» **Goal**:
Transcribe every entry word for word, leaving out all images.

Figure record listings
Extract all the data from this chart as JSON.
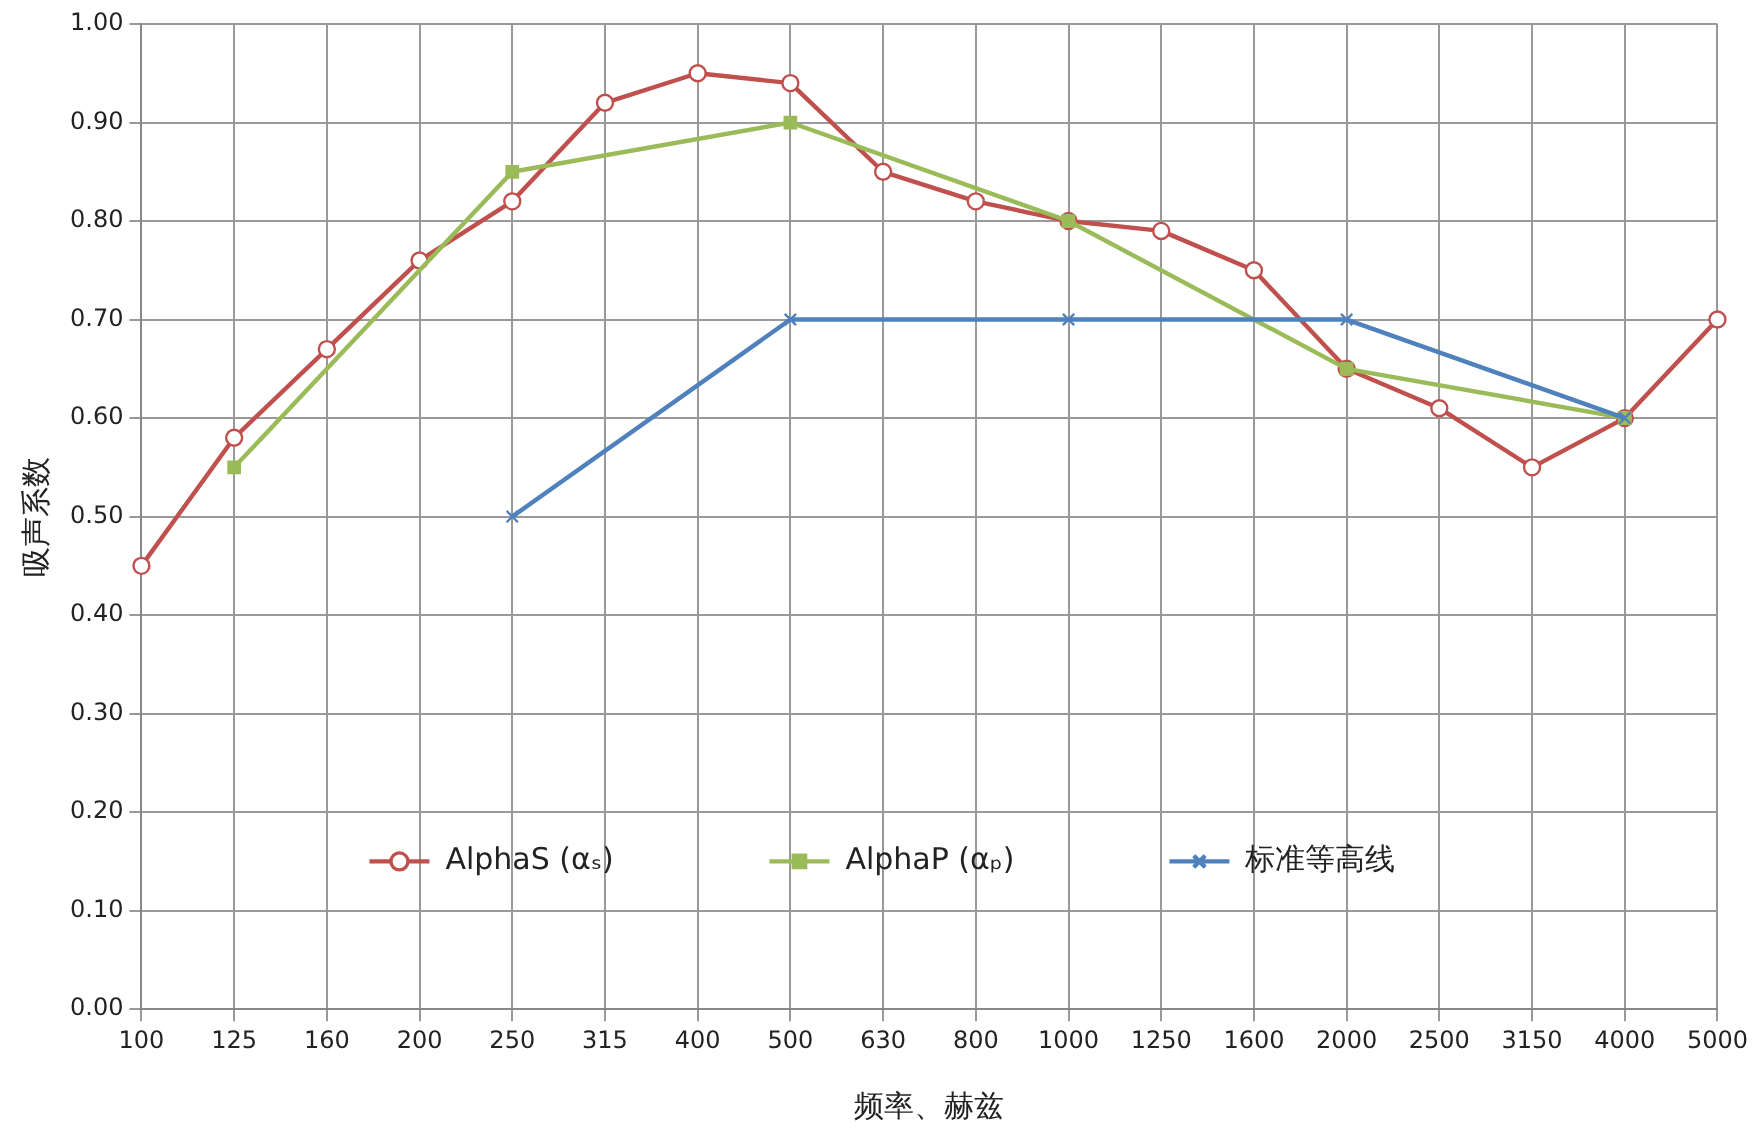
{
  "chart_data": {
    "type": "line",
    "xlabel": "频率、赫兹",
    "ylabel": "吸声系数",
    "categories": [
      "100",
      "125",
      "160",
      "200",
      "250",
      "315",
      "400",
      "500",
      "630",
      "800",
      "1000",
      "1250",
      "1600",
      "2000",
      "2500",
      "3150",
      "4000",
      "5000"
    ],
    "series": [
      {
        "name": "AlphaS (αₛ)",
        "color": "#c0504d",
        "marker": "circle",
        "values": [
          0.45,
          0.58,
          0.67,
          0.76,
          0.82,
          0.92,
          0.95,
          0.94,
          0.85,
          0.82,
          0.8,
          0.79,
          0.75,
          0.65,
          0.61,
          0.55,
          0.6,
          0.7
        ]
      },
      {
        "name": "AlphaP (αₚ)",
        "color": "#9bbb59",
        "marker": "square",
        "values": [
          null,
          0.55,
          null,
          null,
          0.85,
          null,
          null,
          0.9,
          null,
          null,
          0.8,
          null,
          null,
          0.65,
          null,
          null,
          0.6,
          null
        ]
      },
      {
        "name": "标准等高线",
        "color": "#4f81bd",
        "marker": "cross",
        "values": [
          null,
          null,
          null,
          null,
          0.5,
          null,
          null,
          0.7,
          null,
          null,
          0.7,
          null,
          null,
          0.7,
          null,
          null,
          0.6,
          null
        ]
      }
    ],
    "ylim": [
      0,
      1
    ],
    "yticks": [
      {
        "value": 0,
        "label": "0.00"
      },
      {
        "value": 0.1,
        "label": "0.10"
      },
      {
        "value": 0.2,
        "label": "0.20"
      },
      {
        "value": 0.3,
        "label": "0.30"
      },
      {
        "value": 0.4,
        "label": "0.40"
      },
      {
        "value": 0.5,
        "label": "0.50"
      },
      {
        "value": 0.6,
        "label": "0.60"
      },
      {
        "value": 0.7,
        "label": "0.70"
      },
      {
        "value": 0.8,
        "label": "0.80"
      },
      {
        "value": 0.9,
        "label": "0.90"
      },
      {
        "value": 1,
        "label": "1.00"
      }
    ],
    "grid": true,
    "legend": "bottom",
    "line_style": "solid"
  }
}
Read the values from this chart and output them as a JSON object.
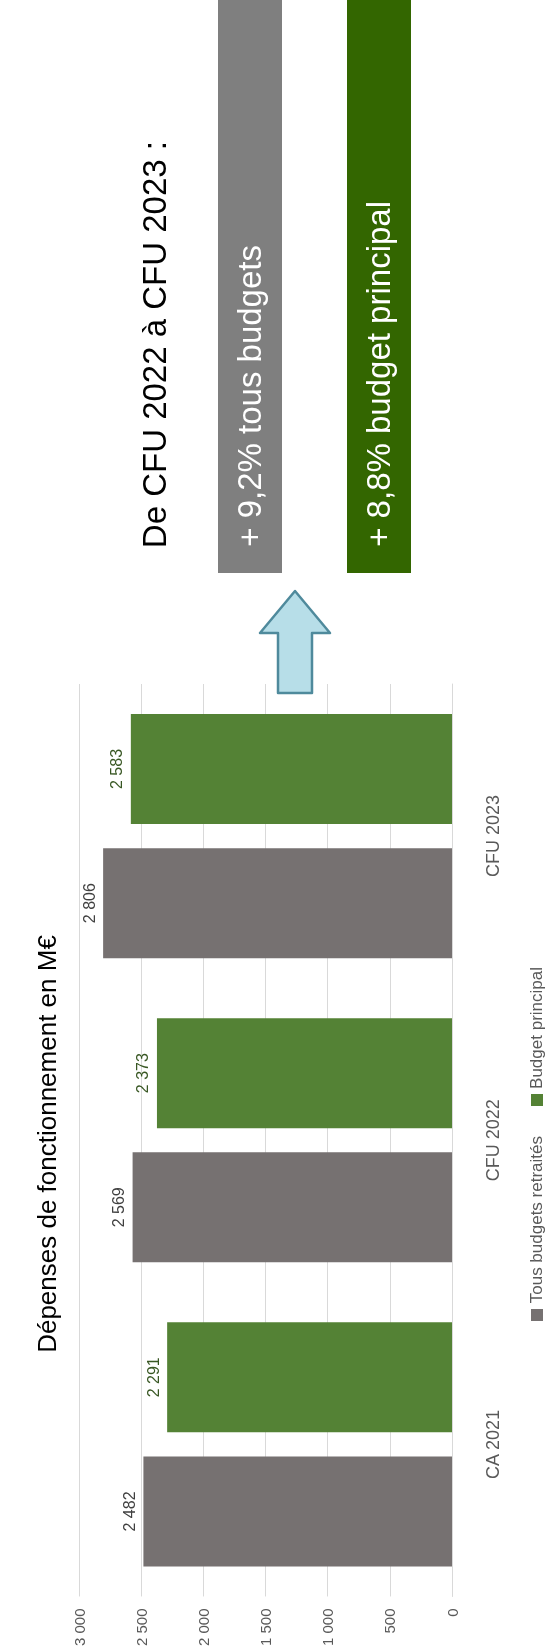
{
  "chart_data": {
    "type": "bar",
    "orientation": "horizontal",
    "title": "Dépenses de fonctionnement en M€",
    "categories": [
      "CFU 2023",
      "CFU 2022",
      "CA 2021"
    ],
    "series": [
      {
        "name": "Tous budgets retraités",
        "color": "#767171",
        "values": [
          2806,
          2569,
          2482
        ],
        "value_labels": [
          "2 806",
          "2 569",
          "2 482"
        ]
      },
      {
        "name": "Budget principal",
        "color": "#548235",
        "values": [
          2583,
          2373,
          2291
        ],
        "value_labels": [
          "2 583",
          "2 373",
          "2 291"
        ]
      }
    ],
    "xlim": [
      3000,
      0
    ],
    "xticks": [
      0,
      500,
      {
        "value": 1000,
        "label": "1 000"
      },
      {
        "value": 1500,
        "label": "1 500"
      },
      {
        "value": 2000,
        "label": "2 000"
      },
      {
        "value": 2500,
        "label": "2 500"
      },
      {
        "value": 3000,
        "label": "3 000"
      }
    ],
    "grid": "x",
    "legend": "right",
    "annotations": [
      "De CFU 2022 à CFU 2023 :",
      "+ 9,2% tous budgets",
      "+ 8,8% budget principal"
    ]
  }
}
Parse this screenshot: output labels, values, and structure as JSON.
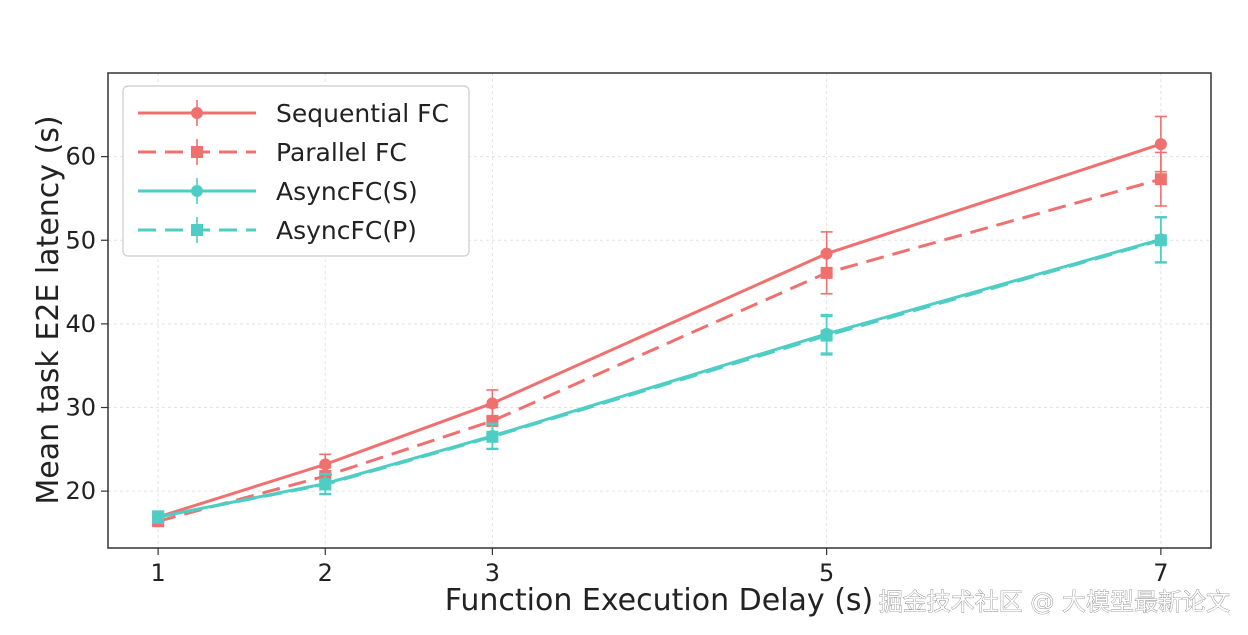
{
  "chart_data": {
    "type": "line",
    "title": "",
    "xlabel": "Function Execution Delay (s)",
    "ylabel": "Mean task E2E latency (s)",
    "x": [
      1,
      2,
      3,
      5,
      7
    ],
    "xticks": [
      "1",
      "2",
      "3",
      "5",
      "7"
    ],
    "yticks": [
      "20",
      "30",
      "40",
      "50",
      "60"
    ],
    "xlim": [
      0.7,
      7.3
    ],
    "ylim": [
      13.2,
      70
    ],
    "grid": true,
    "legend_position": "top-left",
    "series": [
      {
        "name": "Sequential FC",
        "values": [
          16.9,
          23.2,
          30.5,
          48.4,
          61.5
        ],
        "errors": [
          0.5,
          1.2,
          1.6,
          2.6,
          3.3
        ],
        "color": "#f07070",
        "dash": "solid",
        "marker": "circle"
      },
      {
        "name": "Parallel FC",
        "values": [
          16.4,
          21.8,
          28.4,
          46.1,
          57.3
        ],
        "errors": [
          0.5,
          1.0,
          1.6,
          2.5,
          3.2
        ],
        "color": "#f07070",
        "dash": "dashed",
        "marker": "square"
      },
      {
        "name": "AsyncFC(S)",
        "values": [
          16.9,
          20.9,
          26.6,
          38.8,
          50.1
        ],
        "errors": [
          0.7,
          1.2,
          1.5,
          2.3,
          2.7
        ],
        "color": "#4ecdc4",
        "dash": "solid",
        "marker": "circle"
      },
      {
        "name": "AsyncFC(P)",
        "values": [
          16.9,
          20.8,
          26.5,
          38.6,
          50.0
        ],
        "errors": [
          0.7,
          1.2,
          1.5,
          2.3,
          2.7
        ],
        "color": "#4ecdc4",
        "dash": "dashed",
        "marker": "square"
      }
    ]
  },
  "watermark": "掘金技术社区 @ 大模型最新论文"
}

» **Finished exercise**:
Extract all the data from this chart as JSON.
{
  "chart_data": {
    "type": "line",
    "xlabel": "频率、赫兹",
    "ylabel": "吸声系数",
    "categories": [
      "100",
      "125",
      "160",
      "200",
      "250",
      "315",
      "400",
      "500",
      "630",
      "800",
      "1000",
      "1250",
      "1600",
      "2000",
      "2500",
      "3150",
      "4000",
      "5000"
    ],
    "series": [
      {
        "name": "AlphaS (αₛ)",
        "color": "#c0504d",
        "marker": "circle",
        "values": [
          0.45,
          0.58,
          0.67,
          0.76,
          0.82,
          0.92,
          0.95,
          0.94,
          0.85,
          0.82,
          0.8,
          0.79,
          0.75,
          0.65,
          0.61,
          0.55,
          0.6,
          0.7
        ]
      },
      {
        "name": "AlphaP (αₚ)",
        "color": "#9bbb59",
        "marker": "square",
        "values": [
          null,
          0.55,
          null,
          null,
          0.85,
          null,
          null,
          0.9,
          null,
          null,
          0.8,
          null,
          null,
          0.65,
          null,
          null,
          0.6,
          null
        ]
      },
      {
        "name": "标准等高线",
        "color": "#4f81bd",
        "marker": "cross",
        "values": [
          null,
          null,
          null,
          null,
          0.5,
          null,
          null,
          0.7,
          null,
          null,
          0.7,
          null,
          null,
          0.7,
          null,
          null,
          0.6,
          null
        ]
      }
    ],
    "ylim": [
      0,
      1
    ],
    "yticks": [
      {
        "value": 0,
        "label": "0.00"
      },
      {
        "value": 0.1,
        "label": "0.10"
      },
      {
        "value": 0.2,
        "label": "0.20"
      },
      {
        "value": 0.3,
        "label": "0.30"
      },
      {
        "value": 0.4,
        "label": "0.40"
      },
      {
        "value": 0.5,
        "label": "0.50"
      },
      {
        "value": 0.6,
        "label": "0.60"
      },
      {
        "value": 0.7,
        "label": "0.70"
      },
      {
        "value": 0.8,
        "label": "0.80"
      },
      {
        "value": 0.9,
        "label": "0.90"
      },
      {
        "value": 1,
        "label": "1.00"
      }
    ],
    "grid": true,
    "legend": "bottom",
    "line_style": "solid"
  }
}
Read the values from this chart and output them as a JSON object.
{
  "chart_data": {
    "type": "bar",
    "orientation": "horizontal",
    "title": "Dépenses de fonctionnement en M€",
    "categories": [
      "CFU 2023",
      "CFU 2022",
      "CA 2021"
    ],
    "series": [
      {
        "name": "Tous budgets retraités",
        "color": "#767171",
        "values": [
          2806,
          2569,
          2482
        ],
        "value_labels": [
          "2 806",
          "2 569",
          "2 482"
        ]
      },
      {
        "name": "Budget principal",
        "color": "#548235",
        "values": [
          2583,
          2373,
          2291
        ],
        "value_labels": [
          "2 583",
          "2 373",
          "2 291"
        ]
      }
    ],
    "xlim": [
      3000,
      0
    ],
    "xticks": [
      0,
      500,
      {
        "value": 1000,
        "label": "1 000"
      },
      {
        "value": 1500,
        "label": "1 500"
      },
      {
        "value": 2000,
        "label": "2 000"
      },
      {
        "value": 2500,
        "label": "2 500"
      },
      {
        "value": 3000,
        "label": "3 000"
      }
    ],
    "grid": "x",
    "legend": "right",
    "annotations": [
      "De CFU 2022 à CFU 2023 :",
      "+ 9,2% tous budgets",
      "+ 8,8% budget principal"
    ]
  }
}
Parse this screenshot: output labels, values, and structure as JSON.
{
  "chart_data": {
    "type": "line",
    "title": "",
    "xlabel": "Function Execution Delay (s)",
    "ylabel": "Mean task E2E latency (s)",
    "x": [
      1,
      2,
      3,
      5,
      7
    ],
    "xticks": [
      "1",
      "2",
      "3",
      "5",
      "7"
    ],
    "yticks": [
      "20",
      "30",
      "40",
      "50",
      "60"
    ],
    "xlim": [
      0.7,
      7.3
    ],
    "ylim": [
      13.2,
      70
    ],
    "grid": true,
    "legend_position": "top-left",
    "series": [
      {
        "name": "Sequential FC",
        "values": [
          16.9,
          23.2,
          30.5,
          48.4,
          61.5
        ],
        "errors": [
          0.5,
          1.2,
          1.6,
          2.6,
          3.3
        ],
        "color": "#f07070",
        "dash": "solid",
        "marker": "circle"
      },
      {
        "name": "Parallel FC",
        "values": [
          16.4,
          21.8,
          28.4,
          46.1,
          57.3
        ],
        "errors": [
          0.5,
          1.0,
          1.6,
          2.5,
          3.2
        ],
        "color": "#f07070",
        "dash": "dashed",
        "marker": "square"
      },
      {
        "name": "AsyncFC(S)",
        "values": [
          16.9,
          20.9,
          26.6,
          38.8,
          50.1
        ],
        "errors": [
          0.7,
          1.2,
          1.5,
          2.3,
          2.7
        ],
        "color": "#4ecdc4",
        "dash": "solid",
        "marker": "circle"
      },
      {
        "name": "AsyncFC(P)",
        "values": [
          16.9,
          20.8,
          26.5,
          38.6,
          50.0
        ],
        "errors": [
          0.7,
          1.2,
          1.5,
          2.3,
          2.7
        ],
        "color": "#4ecdc4",
        "dash": "dashed",
        "marker": "square"
      }
    ]
  },
  "watermark": "掘金技术社区 @ 大模型最新论文"
}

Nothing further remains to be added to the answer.